## Task inputs:
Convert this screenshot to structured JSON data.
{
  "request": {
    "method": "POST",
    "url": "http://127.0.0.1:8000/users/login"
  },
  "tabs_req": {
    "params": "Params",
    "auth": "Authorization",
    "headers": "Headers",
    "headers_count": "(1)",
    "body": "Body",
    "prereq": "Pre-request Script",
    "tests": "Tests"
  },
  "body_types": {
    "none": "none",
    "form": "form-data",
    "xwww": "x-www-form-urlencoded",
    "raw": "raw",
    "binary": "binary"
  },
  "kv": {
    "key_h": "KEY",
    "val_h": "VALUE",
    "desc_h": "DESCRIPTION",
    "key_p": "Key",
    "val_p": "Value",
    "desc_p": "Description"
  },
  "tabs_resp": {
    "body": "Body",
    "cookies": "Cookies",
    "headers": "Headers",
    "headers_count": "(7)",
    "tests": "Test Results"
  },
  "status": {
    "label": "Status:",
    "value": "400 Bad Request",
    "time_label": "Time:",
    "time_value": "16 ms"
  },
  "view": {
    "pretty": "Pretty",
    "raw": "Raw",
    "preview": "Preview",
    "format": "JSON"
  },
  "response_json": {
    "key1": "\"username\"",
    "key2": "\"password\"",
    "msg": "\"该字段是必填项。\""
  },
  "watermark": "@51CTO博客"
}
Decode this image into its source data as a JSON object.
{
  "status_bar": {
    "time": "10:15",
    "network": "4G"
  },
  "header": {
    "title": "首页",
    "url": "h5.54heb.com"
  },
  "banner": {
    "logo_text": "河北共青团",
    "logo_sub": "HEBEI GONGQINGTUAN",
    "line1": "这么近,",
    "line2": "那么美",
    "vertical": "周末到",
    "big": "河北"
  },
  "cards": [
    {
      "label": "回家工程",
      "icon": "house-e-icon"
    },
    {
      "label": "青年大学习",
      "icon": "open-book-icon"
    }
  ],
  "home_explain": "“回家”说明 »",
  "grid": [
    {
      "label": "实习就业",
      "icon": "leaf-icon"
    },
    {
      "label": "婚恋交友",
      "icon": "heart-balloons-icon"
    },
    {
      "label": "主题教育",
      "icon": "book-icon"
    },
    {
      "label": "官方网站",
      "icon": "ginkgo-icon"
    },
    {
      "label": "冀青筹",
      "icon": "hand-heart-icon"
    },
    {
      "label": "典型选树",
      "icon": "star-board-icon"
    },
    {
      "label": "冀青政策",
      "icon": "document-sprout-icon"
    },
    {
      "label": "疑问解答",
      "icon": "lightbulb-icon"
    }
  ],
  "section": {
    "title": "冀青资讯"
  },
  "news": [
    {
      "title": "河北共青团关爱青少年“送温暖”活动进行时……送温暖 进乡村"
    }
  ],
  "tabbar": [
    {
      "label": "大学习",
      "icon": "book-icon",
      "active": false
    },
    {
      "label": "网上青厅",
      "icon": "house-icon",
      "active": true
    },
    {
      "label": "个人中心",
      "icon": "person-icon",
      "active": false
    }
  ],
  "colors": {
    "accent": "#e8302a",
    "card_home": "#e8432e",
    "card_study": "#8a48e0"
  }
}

## Exercise goal:
In the records above, how many lines contain the string "this"? State that number only.

## Task result:
2